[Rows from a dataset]
►
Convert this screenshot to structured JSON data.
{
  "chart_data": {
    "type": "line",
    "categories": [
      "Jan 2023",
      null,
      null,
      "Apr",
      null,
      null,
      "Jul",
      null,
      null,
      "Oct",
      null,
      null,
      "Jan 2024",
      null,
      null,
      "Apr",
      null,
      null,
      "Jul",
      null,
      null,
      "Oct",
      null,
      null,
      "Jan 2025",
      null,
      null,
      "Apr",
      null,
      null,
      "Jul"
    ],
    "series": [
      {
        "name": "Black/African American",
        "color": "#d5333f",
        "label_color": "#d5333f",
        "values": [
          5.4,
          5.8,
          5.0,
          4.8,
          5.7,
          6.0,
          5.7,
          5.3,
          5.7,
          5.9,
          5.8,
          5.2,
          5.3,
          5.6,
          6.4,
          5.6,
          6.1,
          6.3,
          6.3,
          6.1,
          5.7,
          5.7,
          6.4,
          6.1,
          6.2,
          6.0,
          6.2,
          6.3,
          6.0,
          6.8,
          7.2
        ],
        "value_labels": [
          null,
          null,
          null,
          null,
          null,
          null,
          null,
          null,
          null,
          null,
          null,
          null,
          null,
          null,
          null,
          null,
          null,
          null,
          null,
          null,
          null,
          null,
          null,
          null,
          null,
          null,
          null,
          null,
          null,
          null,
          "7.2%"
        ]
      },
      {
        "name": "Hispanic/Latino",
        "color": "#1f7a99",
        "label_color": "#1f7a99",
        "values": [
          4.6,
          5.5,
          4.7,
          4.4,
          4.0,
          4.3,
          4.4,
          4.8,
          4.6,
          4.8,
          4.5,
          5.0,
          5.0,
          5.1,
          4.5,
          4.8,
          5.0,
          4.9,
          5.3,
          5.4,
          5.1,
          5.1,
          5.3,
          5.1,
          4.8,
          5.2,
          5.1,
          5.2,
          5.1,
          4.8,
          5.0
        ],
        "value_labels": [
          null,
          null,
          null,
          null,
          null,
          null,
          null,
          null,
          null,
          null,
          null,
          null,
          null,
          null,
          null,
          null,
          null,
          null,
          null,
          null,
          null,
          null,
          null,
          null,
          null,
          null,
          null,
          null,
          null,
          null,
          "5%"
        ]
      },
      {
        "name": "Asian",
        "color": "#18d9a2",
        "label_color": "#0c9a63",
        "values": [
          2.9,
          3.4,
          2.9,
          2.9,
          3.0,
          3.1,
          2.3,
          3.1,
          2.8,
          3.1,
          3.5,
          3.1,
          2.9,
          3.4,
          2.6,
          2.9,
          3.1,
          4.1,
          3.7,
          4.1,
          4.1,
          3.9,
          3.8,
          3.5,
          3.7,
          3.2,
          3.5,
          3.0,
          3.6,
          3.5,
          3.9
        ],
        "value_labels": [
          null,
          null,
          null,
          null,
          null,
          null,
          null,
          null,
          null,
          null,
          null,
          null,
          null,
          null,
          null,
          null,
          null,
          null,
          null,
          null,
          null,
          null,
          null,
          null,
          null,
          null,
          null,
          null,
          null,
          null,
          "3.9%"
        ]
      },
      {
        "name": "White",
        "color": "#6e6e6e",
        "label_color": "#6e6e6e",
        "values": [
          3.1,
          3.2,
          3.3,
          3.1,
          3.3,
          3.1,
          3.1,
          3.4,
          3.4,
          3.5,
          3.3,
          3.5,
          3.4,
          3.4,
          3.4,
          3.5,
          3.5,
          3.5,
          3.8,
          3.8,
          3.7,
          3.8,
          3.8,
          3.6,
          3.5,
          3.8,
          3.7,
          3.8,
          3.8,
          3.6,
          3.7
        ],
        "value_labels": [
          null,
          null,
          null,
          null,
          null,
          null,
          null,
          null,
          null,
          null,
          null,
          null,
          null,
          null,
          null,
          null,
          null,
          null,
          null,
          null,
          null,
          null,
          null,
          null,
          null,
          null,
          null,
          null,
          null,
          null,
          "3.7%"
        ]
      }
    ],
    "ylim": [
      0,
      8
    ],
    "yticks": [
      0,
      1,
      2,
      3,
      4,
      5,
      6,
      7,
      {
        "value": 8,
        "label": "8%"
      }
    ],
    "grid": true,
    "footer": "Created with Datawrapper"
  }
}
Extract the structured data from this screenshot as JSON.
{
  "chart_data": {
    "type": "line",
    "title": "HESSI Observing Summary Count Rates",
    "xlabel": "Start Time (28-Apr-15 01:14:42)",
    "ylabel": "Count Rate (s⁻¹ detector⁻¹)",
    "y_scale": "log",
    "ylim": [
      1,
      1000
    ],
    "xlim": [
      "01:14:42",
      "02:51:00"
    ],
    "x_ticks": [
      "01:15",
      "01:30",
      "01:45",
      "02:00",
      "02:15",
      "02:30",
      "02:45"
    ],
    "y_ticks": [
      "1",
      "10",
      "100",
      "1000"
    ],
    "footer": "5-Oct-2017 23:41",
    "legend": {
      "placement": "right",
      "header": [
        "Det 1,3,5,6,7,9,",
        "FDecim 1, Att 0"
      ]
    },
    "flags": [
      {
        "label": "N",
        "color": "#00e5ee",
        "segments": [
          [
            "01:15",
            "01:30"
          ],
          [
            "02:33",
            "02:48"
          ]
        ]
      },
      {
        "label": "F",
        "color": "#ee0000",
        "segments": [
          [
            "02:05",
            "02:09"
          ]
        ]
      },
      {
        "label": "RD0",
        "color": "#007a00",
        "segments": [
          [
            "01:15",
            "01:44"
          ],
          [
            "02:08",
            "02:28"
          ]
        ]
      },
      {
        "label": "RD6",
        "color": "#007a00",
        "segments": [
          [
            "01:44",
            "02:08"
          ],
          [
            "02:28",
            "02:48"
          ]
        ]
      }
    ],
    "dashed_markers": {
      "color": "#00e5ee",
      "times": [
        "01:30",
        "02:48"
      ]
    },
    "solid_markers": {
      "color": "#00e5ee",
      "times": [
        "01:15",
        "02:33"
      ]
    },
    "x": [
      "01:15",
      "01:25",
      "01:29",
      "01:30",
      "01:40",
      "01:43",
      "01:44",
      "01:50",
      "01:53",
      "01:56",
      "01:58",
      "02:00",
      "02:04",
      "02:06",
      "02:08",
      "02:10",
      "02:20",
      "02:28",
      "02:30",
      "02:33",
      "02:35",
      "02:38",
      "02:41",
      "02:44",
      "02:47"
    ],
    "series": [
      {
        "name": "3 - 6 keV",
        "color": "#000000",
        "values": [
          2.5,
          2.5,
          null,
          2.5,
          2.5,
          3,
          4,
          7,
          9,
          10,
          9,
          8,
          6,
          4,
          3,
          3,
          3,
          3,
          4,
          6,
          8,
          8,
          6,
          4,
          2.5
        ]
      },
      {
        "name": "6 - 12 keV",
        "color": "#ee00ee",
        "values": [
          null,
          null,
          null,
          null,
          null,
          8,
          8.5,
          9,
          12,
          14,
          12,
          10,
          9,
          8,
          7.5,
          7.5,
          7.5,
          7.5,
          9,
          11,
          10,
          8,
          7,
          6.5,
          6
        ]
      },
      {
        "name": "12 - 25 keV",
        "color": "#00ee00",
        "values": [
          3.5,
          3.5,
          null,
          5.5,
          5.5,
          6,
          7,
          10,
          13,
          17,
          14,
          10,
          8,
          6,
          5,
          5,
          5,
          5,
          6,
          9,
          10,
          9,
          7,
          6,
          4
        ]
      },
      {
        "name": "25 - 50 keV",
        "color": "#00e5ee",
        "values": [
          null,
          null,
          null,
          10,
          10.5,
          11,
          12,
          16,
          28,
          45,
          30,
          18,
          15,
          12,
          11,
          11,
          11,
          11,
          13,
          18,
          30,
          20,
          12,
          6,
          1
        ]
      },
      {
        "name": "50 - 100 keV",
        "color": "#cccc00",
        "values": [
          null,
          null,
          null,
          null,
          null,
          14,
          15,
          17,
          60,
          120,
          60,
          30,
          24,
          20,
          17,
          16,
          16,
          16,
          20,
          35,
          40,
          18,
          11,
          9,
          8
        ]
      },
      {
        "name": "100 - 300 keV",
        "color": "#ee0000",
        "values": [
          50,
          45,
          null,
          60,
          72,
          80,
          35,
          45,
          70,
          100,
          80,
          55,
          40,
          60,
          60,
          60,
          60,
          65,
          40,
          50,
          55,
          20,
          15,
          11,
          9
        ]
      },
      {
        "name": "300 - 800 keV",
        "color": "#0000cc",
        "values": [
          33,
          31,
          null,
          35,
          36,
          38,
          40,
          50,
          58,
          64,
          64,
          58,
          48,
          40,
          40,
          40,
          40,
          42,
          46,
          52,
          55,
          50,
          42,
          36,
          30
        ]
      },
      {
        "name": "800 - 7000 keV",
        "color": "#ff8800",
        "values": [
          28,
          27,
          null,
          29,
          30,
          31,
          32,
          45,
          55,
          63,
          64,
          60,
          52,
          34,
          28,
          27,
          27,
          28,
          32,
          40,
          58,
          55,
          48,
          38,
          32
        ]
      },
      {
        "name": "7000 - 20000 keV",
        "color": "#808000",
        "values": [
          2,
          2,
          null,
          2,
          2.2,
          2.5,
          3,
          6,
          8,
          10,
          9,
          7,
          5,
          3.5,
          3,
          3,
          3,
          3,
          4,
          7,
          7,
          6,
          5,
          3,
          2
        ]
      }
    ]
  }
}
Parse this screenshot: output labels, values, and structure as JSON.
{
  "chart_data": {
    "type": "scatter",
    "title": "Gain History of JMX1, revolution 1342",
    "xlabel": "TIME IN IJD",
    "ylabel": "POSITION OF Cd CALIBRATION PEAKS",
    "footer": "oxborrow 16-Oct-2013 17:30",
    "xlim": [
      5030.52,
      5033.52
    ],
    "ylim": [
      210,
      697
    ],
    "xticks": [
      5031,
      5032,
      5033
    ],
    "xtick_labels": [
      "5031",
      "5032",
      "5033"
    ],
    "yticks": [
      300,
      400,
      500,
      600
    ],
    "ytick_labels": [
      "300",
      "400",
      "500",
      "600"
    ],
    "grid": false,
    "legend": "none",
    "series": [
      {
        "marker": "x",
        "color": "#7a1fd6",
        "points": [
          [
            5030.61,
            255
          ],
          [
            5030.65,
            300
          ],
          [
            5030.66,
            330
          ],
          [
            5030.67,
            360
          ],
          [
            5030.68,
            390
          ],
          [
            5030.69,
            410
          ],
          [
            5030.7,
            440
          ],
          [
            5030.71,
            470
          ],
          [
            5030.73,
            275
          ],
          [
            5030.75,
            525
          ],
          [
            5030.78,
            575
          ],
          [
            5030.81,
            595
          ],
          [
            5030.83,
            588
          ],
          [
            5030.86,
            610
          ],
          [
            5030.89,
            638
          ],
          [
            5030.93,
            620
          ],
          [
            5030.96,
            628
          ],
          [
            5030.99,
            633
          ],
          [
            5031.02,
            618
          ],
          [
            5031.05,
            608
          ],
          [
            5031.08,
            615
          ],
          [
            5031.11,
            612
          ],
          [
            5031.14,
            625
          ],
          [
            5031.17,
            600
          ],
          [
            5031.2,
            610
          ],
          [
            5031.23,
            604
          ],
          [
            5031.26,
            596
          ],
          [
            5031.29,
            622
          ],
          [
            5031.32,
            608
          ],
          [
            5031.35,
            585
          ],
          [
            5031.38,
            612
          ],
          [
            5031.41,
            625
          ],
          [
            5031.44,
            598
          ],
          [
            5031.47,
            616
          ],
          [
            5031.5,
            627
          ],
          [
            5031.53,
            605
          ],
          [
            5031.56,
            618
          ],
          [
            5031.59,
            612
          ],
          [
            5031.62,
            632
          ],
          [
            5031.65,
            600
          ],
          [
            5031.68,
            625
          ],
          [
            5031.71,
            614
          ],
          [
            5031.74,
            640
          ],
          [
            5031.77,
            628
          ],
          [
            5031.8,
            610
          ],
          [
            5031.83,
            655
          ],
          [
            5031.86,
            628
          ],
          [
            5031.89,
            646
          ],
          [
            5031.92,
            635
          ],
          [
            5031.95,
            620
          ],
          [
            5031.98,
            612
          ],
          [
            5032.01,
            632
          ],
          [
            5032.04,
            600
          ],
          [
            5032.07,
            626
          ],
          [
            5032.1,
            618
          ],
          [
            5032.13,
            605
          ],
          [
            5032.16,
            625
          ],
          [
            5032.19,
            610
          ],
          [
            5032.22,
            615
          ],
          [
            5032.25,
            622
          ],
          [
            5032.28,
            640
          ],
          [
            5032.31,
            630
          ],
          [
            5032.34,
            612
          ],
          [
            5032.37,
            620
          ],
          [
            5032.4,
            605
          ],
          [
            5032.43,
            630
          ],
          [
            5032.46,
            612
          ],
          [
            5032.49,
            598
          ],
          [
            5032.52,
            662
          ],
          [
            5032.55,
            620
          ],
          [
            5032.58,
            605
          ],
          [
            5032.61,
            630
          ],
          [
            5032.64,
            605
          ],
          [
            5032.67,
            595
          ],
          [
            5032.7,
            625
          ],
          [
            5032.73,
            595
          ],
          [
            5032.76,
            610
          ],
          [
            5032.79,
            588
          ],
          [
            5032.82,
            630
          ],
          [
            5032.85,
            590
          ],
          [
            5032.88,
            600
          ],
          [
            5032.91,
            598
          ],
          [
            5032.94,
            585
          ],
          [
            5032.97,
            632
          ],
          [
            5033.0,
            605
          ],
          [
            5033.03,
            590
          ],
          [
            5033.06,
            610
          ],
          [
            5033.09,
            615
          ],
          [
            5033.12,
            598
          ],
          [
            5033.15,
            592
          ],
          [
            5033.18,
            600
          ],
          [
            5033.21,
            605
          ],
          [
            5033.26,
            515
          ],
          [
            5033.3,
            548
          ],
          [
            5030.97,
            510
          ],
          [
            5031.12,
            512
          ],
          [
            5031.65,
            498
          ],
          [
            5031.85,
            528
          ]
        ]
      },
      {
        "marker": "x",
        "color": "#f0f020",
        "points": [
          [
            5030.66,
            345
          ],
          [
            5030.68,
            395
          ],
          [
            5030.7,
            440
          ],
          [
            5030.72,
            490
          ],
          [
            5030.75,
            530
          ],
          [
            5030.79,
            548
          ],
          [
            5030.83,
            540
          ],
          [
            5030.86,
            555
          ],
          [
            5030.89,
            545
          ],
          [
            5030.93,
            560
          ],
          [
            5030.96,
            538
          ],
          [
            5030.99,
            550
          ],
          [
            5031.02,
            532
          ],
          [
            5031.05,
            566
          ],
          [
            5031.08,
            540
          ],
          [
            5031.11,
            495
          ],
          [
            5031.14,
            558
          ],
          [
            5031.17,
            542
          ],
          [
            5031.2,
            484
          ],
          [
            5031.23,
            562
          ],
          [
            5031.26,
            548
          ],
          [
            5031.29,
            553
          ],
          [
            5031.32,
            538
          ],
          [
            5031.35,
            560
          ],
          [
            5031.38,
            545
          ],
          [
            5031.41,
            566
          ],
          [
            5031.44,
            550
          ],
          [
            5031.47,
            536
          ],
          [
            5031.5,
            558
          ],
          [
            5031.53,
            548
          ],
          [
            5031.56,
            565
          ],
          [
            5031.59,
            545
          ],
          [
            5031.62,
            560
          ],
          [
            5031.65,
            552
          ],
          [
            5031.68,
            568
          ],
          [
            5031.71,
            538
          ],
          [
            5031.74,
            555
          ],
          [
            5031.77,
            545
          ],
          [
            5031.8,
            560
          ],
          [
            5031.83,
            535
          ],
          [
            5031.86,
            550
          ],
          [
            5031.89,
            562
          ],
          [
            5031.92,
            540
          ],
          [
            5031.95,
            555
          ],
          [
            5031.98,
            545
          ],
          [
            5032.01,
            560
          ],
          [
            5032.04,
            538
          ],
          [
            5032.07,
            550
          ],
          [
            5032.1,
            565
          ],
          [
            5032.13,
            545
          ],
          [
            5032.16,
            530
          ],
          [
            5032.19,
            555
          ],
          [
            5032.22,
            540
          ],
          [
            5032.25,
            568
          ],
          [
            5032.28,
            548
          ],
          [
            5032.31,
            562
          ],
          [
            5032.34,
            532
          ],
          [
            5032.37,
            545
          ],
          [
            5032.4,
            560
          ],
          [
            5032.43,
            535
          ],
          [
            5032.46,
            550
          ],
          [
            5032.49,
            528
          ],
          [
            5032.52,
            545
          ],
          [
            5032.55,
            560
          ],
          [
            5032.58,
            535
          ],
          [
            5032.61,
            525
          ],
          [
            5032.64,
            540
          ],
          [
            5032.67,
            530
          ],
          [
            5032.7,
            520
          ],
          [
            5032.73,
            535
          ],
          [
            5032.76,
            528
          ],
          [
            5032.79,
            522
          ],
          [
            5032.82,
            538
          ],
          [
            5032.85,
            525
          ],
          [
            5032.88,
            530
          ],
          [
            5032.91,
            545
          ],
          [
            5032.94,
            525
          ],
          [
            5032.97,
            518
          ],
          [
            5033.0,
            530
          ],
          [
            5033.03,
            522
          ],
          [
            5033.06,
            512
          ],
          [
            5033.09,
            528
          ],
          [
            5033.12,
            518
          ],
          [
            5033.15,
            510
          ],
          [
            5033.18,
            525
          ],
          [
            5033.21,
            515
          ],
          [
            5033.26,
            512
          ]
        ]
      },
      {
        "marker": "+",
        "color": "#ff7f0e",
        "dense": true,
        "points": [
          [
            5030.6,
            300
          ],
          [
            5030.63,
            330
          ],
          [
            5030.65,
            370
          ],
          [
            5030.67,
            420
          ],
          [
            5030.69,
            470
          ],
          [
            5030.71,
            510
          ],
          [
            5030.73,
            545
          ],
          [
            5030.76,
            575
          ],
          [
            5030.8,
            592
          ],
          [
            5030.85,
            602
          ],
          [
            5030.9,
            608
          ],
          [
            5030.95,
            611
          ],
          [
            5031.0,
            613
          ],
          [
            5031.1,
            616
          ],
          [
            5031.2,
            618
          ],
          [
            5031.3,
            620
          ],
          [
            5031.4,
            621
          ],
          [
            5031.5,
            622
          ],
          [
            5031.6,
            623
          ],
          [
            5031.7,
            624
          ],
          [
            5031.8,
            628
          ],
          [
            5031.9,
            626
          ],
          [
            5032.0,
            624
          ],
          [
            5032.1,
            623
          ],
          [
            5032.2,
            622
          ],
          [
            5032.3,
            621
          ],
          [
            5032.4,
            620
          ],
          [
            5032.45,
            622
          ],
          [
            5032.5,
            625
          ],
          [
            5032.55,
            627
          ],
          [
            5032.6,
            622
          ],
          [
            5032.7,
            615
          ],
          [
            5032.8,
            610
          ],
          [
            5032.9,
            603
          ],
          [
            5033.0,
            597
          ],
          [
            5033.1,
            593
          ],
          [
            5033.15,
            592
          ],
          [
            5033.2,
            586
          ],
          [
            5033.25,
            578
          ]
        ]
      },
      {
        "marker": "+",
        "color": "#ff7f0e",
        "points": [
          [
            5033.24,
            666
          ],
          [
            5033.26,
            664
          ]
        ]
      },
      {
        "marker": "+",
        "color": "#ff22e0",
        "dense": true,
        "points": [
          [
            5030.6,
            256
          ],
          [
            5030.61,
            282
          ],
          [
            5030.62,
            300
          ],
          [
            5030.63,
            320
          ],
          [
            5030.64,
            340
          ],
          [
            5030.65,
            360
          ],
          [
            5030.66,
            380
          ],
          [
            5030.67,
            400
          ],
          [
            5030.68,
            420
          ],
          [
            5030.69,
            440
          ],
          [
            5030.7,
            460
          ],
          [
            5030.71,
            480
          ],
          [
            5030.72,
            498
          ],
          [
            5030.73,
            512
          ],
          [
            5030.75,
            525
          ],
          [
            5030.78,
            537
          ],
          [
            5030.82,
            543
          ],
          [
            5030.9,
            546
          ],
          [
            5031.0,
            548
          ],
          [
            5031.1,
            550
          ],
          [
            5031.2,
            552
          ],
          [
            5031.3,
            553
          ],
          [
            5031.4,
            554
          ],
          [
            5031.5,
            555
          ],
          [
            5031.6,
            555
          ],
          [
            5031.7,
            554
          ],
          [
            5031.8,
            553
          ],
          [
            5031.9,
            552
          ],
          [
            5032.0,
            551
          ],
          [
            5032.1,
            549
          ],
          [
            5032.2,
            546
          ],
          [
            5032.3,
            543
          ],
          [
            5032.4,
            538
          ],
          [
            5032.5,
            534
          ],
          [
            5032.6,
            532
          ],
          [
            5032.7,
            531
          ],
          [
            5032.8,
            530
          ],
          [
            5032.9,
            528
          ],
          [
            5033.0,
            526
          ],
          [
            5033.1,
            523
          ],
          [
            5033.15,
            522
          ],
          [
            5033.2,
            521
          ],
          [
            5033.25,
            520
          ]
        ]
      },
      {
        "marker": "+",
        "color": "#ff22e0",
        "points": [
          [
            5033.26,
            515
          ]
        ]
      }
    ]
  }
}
◄
Your task: Within the records above, how many lines include the word "screenshot"? State the number by itself.

Output: 3